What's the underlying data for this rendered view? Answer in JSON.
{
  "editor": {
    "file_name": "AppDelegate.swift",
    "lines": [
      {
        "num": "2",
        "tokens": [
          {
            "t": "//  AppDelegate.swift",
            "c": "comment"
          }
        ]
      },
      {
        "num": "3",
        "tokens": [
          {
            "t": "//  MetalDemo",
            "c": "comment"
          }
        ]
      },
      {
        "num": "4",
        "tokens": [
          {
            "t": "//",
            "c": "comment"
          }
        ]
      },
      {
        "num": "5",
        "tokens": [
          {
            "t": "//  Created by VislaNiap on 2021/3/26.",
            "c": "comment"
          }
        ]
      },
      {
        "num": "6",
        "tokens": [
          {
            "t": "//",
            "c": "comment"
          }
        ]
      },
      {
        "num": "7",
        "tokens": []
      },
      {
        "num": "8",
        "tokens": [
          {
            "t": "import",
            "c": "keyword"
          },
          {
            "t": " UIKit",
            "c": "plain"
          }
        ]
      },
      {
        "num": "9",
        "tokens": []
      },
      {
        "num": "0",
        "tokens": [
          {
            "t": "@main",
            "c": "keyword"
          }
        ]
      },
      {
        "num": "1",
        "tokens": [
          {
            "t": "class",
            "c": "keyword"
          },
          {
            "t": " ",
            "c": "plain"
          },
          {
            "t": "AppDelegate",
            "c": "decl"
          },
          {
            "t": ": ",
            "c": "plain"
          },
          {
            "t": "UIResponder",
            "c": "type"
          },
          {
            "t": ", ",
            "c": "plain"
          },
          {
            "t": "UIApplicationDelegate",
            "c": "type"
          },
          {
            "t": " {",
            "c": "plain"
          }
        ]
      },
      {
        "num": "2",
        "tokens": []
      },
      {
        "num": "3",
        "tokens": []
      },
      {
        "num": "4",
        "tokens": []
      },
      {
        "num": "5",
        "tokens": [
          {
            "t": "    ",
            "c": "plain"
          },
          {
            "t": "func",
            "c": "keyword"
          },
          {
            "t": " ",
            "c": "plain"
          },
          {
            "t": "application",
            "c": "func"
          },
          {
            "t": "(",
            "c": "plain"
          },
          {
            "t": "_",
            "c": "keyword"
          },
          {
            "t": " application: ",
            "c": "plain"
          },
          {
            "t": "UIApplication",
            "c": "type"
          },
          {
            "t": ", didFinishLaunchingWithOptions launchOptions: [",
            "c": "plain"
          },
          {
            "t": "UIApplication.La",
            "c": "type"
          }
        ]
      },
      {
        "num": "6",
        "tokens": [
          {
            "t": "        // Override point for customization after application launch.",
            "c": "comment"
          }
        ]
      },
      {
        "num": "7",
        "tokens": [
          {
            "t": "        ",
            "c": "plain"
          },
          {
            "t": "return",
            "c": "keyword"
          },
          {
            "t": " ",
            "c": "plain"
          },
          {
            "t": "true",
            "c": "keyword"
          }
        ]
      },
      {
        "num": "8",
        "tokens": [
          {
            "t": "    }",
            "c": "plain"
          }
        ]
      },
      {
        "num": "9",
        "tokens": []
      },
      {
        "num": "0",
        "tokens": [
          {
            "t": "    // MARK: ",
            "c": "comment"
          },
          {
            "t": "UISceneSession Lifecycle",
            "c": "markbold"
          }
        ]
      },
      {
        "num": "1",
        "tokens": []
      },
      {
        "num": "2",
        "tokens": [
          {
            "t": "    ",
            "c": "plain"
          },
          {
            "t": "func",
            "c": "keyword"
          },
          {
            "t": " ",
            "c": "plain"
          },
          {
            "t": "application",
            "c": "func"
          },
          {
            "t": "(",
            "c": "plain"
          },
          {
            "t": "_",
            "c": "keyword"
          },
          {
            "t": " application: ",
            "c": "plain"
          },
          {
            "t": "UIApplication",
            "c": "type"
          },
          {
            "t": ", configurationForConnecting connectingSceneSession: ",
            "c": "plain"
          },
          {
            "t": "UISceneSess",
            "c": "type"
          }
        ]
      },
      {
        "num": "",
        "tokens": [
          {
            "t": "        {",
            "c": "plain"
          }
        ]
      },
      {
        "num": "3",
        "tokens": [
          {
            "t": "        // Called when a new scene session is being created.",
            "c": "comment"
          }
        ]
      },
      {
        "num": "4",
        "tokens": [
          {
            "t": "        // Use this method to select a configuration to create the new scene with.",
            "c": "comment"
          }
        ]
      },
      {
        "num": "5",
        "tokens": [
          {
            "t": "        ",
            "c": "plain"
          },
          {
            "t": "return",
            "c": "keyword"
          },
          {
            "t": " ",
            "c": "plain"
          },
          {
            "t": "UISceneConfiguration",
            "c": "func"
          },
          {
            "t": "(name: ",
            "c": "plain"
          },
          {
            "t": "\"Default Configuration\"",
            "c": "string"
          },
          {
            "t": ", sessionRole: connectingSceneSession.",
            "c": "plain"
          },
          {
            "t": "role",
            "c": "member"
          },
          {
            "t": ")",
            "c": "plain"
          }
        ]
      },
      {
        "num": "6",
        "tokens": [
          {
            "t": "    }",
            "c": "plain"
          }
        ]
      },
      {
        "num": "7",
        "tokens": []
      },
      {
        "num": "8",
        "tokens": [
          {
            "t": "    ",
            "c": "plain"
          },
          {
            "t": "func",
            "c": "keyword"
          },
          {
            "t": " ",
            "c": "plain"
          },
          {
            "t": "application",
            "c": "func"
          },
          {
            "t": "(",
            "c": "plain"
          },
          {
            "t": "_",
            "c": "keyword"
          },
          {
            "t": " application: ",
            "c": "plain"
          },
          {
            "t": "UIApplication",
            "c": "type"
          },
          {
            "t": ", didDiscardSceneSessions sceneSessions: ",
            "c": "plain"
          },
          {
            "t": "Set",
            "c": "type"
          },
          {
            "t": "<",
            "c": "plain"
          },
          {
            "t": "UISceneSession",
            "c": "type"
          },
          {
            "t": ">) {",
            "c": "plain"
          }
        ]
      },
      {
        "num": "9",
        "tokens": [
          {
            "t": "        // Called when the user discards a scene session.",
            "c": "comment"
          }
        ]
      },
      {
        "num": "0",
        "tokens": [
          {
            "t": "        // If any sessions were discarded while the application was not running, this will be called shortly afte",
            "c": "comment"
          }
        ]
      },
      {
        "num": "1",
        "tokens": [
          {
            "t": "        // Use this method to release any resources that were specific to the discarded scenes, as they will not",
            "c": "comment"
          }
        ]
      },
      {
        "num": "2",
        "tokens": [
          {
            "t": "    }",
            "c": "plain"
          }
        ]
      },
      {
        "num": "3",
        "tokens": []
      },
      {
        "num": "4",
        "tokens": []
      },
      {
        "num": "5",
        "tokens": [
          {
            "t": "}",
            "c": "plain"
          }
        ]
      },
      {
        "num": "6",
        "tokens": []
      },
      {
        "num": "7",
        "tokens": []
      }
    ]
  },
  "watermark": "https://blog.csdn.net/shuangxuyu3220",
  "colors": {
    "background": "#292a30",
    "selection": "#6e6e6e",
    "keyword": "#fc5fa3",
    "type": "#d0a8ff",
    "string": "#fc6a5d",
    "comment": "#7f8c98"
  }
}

________

> **Short task**
Look through the material and say how many lines hold "AppDelegate". Give the number only.

> **Result for this exercise**
3